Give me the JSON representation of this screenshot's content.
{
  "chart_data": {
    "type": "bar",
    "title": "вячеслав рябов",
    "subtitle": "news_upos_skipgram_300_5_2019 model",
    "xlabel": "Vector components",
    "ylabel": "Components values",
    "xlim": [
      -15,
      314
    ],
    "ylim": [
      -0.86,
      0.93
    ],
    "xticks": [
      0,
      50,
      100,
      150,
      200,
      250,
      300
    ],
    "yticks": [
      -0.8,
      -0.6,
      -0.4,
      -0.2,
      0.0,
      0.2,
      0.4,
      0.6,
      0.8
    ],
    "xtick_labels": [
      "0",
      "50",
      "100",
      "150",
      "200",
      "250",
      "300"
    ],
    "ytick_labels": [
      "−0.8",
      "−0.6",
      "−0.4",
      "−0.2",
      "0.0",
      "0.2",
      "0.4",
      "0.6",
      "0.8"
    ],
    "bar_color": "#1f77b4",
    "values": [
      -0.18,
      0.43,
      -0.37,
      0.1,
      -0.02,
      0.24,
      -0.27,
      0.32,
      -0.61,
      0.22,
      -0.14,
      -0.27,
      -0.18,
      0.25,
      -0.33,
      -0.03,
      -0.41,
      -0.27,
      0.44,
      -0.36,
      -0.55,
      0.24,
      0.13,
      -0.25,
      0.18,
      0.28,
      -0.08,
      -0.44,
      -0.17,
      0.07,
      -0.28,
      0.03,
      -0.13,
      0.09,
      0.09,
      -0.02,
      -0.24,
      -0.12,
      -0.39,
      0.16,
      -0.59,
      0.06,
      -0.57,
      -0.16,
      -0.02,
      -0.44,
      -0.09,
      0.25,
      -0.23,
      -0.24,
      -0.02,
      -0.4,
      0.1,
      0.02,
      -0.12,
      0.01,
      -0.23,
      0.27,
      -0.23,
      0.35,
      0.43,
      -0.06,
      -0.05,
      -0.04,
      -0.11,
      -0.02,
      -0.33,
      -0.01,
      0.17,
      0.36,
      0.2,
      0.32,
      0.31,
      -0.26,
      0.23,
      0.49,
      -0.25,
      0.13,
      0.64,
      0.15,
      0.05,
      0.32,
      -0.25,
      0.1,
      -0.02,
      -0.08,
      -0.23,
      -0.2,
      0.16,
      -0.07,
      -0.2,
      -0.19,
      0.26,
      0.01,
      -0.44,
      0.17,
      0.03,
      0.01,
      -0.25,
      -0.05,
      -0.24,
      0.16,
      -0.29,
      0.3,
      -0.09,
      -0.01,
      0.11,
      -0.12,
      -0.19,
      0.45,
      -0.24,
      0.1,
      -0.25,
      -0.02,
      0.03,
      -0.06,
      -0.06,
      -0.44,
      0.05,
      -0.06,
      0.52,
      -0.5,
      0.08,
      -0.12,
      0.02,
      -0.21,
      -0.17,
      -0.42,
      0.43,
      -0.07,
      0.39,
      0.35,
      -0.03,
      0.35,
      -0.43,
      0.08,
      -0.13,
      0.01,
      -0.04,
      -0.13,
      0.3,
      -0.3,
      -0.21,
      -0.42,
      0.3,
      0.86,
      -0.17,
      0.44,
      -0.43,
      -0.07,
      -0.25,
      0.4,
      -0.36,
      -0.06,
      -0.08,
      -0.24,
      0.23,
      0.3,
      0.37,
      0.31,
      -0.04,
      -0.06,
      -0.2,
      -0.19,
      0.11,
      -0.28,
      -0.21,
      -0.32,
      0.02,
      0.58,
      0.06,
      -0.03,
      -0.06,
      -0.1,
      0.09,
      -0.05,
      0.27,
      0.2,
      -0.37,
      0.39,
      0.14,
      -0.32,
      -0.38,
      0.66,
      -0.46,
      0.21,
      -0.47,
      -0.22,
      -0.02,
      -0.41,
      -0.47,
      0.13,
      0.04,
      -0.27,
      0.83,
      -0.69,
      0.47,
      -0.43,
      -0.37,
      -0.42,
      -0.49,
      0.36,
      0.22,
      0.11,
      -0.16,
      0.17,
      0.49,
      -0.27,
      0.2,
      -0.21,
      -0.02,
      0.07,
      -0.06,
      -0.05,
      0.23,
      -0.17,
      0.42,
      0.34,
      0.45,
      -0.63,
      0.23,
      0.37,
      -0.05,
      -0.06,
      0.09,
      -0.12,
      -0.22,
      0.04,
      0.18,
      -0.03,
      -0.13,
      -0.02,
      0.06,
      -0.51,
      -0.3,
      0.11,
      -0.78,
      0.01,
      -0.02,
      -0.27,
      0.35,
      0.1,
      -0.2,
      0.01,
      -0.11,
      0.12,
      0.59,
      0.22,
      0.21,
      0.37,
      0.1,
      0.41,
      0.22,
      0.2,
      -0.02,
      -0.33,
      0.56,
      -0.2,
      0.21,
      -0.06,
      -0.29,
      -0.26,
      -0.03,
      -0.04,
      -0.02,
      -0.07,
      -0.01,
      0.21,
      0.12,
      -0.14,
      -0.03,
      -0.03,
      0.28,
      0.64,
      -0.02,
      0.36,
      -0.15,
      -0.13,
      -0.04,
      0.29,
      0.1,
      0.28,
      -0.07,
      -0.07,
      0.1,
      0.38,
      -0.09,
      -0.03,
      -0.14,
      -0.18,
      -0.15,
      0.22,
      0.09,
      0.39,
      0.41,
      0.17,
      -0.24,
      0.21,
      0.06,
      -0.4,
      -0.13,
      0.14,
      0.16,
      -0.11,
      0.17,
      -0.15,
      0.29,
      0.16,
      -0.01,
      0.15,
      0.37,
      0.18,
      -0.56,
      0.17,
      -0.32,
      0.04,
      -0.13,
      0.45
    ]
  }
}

# # # #

Restate each record exactly as written.

▸ **Answer to this exercise**:
Give me the JSON representation of this screenshot's content.
{
  "chart_data": {
    "type": "bar",
    "title": "вячеслав рябов",
    "subtitle": "news_upos_skipgram_300_5_2019 model",
    "xlabel": "Vector components",
    "ylabel": "Components values",
    "xlim": [
      -15,
      314
    ],
    "ylim": [
      -0.86,
      0.93
    ],
    "xticks": [
      0,
      50,
      100,
      150,
      200,
      250,
      300
    ],
    "yticks": [
      -0.8,
      -0.6,
      -0.4,
      -0.2,
      0.0,
      0.2,
      0.4,
      0.6,
      0.8
    ],
    "xtick_labels": [
      "0",
      "50",
      "100",
      "150",
      "200",
      "250",
      "300"
    ],
    "ytick_labels": [
      "−0.8",
      "−0.6",
      "−0.4",
      "−0.2",
      "0.0",
      "0.2",
      "0.4",
      "0.6",
      "0.8"
    ],
    "bar_color": "#1f77b4",
    "values": [
      -0.18,
      0.43,
      -0.37,
      0.1,
      -0.02,
      0.24,
      -0.27,
      0.32,
      -0.61,
      0.22,
      -0.14,
      -0.27,
      -0.18,
      0.25,
      -0.33,
      -0.03,
      -0.41,
      -0.27,
      0.44,
      -0.36,
      -0.55,
      0.24,
      0.13,
      -0.25,
      0.18,
      0.28,
      -0.08,
      -0.44,
      -0.17,
      0.07,
      -0.28,
      0.03,
      -0.13,
      0.09,
      0.09,
      -0.02,
      -0.24,
      -0.12,
      -0.39,
      0.16,
      -0.59,
      0.06,
      -0.57,
      -0.16,
      -0.02,
      -0.44,
      -0.09,
      0.25,
      -0.23,
      -0.24,
      -0.02,
      -0.4,
      0.1,
      0.02,
      -0.12,
      0.01,
      -0.23,
      0.27,
      -0.23,
      0.35,
      0.43,
      -0.06,
      -0.05,
      -0.04,
      -0.11,
      -0.02,
      -0.33,
      -0.01,
      0.17,
      0.36,
      0.2,
      0.32,
      0.31,
      -0.26,
      0.23,
      0.49,
      -0.25,
      0.13,
      0.64,
      0.15,
      0.05,
      0.32,
      -0.25,
      0.1,
      -0.02,
      -0.08,
      -0.23,
      -0.2,
      0.16,
      -0.07,
      -0.2,
      -0.19,
      0.26,
      0.01,
      -0.44,
      0.17,
      0.03,
      0.01,
      -0.25,
      -0.05,
      -0.24,
      0.16,
      -0.29,
      0.3,
      -0.09,
      -0.01,
      0.11,
      -0.12,
      -0.19,
      0.45,
      -0.24,
      0.1,
      -0.25,
      -0.02,
      0.03,
      -0.06,
      -0.06,
      -0.44,
      0.05,
      -0.06,
      0.52,
      -0.5,
      0.08,
      -0.12,
      0.02,
      -0.21,
      -0.17,
      -0.42,
      0.43,
      -0.07,
      0.39,
      0.35,
      -0.03,
      0.35,
      -0.43,
      0.08,
      -0.13,
      0.01,
      -0.04,
      -0.13,
      0.3,
      -0.3,
      -0.21,
      -0.42,
      0.3,
      0.86,
      -0.17,
      0.44,
      -0.43,
      -0.07,
      -0.25,
      0.4,
      -0.36,
      -0.06,
      -0.08,
      -0.24,
      0.23,
      0.3,
      0.37,
      0.31,
      -0.04,
      -0.06,
      -0.2,
      -0.19,
      0.11,
      -0.28,
      -0.21,
      -0.32,
      0.02,
      0.58,
      0.06,
      -0.03,
      -0.06,
      -0.1,
      0.09,
      -0.05,
      0.27,
      0.2,
      -0.37,
      0.39,
      0.14,
      -0.32,
      -0.38,
      0.66,
      -0.46,
      0.21,
      -0.47,
      -0.22,
      -0.02,
      -0.41,
      -0.47,
      0.13,
      0.04,
      -0.27,
      0.83,
      -0.69,
      0.47,
      -0.43,
      -0.37,
      -0.42,
      -0.49,
      0.36,
      0.22,
      0.11,
      -0.16,
      0.17,
      0.49,
      -0.27,
      0.2,
      -0.21,
      -0.02,
      0.07,
      -0.06,
      -0.05,
      0.23,
      -0.17,
      0.42,
      0.34,
      0.45,
      -0.63,
      0.23,
      0.37,
      -0.05,
      -0.06,
      0.09,
      -0.12,
      -0.22,
      0.04,
      0.18,
      -0.03,
      -0.13,
      -0.02,
      0.06,
      -0.51,
      -0.3,
      0.11,
      -0.78,
      0.01,
      -0.02,
      -0.27,
      0.35,
      0.1,
      -0.2,
      0.01,
      -0.11,
      0.12,
      0.59,
      0.22,
      0.21,
      0.37,
      0.1,
      0.41,
      0.22,
      0.2,
      -0.02,
      -0.33,
      0.56,
      -0.2,
      0.21,
      -0.06,
      -0.29,
      -0.26,
      -0.03,
      -0.04,
      -0.02,
      -0.07,
      -0.01,
      0.21,
      0.12,
      -0.14,
      -0.03,
      -0.03,
      0.28,
      0.64,
      -0.02,
      0.36,
      -0.15,
      -0.13,
      -0.04,
      0.29,
      0.1,
      0.28,
      -0.07,
      -0.07,
      0.1,
      0.38,
      -0.09,
      -0.03,
      -0.14,
      -0.18,
      -0.15,
      0.22,
      0.09,
      0.39,
      0.41,
      0.17,
      -0.24,
      0.21,
      0.06,
      -0.4,
      -0.13,
      0.14,
      0.16,
      -0.11,
      0.17,
      -0.15,
      0.29,
      0.16,
      -0.01,
      0.15,
      0.37,
      0.18,
      -0.56,
      0.17,
      -0.32,
      0.04,
      -0.13,
      0.45
    ]
  }
}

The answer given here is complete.